Your instructions ▸ Only the number is wanted: count the lines that contain "menu".

%%

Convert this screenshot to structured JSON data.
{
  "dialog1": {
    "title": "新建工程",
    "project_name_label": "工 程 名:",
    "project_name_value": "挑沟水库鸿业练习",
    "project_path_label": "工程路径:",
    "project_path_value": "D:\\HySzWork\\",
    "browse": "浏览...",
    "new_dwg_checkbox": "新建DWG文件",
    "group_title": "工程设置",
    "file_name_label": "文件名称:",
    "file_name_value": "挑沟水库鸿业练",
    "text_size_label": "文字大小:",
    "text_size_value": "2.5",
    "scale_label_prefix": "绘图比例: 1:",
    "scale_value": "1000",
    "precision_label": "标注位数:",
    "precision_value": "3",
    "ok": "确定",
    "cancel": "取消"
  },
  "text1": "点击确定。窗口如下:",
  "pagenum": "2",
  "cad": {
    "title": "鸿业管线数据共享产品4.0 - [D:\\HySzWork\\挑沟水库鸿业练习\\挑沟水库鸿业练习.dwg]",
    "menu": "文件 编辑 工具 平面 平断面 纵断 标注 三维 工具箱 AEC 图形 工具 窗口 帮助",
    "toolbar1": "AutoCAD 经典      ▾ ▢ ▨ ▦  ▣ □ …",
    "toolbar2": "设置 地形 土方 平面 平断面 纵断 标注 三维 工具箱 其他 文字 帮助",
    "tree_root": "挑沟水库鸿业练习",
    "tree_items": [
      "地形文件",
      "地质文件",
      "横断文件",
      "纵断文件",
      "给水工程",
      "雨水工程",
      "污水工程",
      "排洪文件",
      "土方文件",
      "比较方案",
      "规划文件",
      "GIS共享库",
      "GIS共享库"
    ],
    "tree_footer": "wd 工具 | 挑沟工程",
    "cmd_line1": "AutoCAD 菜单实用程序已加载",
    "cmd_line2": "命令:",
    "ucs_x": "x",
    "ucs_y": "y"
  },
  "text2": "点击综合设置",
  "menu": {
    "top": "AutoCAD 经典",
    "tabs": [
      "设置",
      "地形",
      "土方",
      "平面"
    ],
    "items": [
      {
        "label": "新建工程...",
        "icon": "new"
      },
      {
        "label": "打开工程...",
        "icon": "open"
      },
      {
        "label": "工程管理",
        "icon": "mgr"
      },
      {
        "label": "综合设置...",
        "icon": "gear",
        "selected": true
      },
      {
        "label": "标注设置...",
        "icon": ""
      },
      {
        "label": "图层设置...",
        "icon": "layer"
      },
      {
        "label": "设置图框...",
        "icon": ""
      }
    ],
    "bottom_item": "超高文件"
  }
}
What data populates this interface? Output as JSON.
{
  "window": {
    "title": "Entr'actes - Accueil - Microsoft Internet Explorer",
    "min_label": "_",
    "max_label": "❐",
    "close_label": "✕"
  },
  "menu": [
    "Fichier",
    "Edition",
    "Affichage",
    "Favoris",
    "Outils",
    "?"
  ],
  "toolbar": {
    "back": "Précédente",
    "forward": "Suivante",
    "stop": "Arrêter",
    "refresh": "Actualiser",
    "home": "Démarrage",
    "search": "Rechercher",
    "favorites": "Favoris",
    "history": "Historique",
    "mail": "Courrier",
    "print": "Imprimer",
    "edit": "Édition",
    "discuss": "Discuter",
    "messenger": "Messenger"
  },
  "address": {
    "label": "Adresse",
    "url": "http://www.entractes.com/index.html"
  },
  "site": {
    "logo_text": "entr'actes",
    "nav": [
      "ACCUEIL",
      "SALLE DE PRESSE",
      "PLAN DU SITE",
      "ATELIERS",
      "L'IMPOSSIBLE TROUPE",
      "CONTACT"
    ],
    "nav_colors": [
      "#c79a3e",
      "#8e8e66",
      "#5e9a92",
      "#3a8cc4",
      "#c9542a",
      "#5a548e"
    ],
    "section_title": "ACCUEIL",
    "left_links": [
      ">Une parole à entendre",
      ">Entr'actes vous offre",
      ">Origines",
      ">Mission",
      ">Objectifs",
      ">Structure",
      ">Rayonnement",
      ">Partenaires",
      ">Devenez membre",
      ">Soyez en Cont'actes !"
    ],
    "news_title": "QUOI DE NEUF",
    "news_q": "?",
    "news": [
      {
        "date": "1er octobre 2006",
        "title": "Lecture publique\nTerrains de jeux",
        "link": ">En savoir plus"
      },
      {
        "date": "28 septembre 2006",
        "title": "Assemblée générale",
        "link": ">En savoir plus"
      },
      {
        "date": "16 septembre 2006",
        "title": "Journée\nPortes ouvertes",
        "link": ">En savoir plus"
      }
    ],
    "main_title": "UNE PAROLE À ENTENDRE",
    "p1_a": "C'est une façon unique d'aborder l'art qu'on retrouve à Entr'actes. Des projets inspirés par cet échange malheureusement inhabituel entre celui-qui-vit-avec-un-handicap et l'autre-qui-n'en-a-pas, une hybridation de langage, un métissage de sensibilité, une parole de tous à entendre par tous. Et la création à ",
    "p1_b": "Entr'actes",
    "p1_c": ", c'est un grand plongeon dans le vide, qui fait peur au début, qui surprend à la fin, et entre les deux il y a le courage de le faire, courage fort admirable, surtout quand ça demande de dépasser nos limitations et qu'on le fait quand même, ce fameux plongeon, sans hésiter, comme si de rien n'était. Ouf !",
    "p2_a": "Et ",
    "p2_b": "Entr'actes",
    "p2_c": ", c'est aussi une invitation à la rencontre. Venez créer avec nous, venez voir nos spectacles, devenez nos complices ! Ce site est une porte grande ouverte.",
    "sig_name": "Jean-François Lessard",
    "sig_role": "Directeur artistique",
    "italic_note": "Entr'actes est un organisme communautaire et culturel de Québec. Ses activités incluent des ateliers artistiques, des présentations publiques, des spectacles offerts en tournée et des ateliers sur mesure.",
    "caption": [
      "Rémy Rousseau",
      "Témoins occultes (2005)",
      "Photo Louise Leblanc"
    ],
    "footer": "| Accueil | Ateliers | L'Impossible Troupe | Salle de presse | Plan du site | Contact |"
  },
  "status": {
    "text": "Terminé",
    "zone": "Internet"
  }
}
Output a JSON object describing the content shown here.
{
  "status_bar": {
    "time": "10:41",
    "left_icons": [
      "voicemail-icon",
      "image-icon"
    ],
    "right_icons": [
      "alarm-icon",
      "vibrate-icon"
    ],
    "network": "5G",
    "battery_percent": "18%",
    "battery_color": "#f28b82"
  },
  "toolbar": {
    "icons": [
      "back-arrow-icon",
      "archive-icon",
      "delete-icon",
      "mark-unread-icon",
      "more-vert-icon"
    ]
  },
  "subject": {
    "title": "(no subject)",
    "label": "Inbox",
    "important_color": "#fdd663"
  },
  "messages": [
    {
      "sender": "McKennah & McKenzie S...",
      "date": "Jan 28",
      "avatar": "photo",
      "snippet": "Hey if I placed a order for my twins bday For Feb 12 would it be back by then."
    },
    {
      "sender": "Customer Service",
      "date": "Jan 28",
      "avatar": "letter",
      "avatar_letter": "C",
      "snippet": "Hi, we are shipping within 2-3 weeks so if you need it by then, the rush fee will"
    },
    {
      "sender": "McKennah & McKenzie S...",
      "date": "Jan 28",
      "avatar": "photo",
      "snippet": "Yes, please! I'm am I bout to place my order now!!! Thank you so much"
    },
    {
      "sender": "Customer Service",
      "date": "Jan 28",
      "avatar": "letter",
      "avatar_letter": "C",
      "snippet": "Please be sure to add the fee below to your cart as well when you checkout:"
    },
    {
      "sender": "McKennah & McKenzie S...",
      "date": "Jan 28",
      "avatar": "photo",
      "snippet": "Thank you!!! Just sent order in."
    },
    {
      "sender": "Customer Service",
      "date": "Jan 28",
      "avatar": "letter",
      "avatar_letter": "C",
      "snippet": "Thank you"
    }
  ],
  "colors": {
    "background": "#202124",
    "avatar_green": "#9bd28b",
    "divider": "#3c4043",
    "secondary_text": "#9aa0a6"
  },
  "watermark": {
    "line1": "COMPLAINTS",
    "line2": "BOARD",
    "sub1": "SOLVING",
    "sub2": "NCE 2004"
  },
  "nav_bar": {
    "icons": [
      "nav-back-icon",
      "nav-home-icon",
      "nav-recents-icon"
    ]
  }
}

%%

The output ▸ 3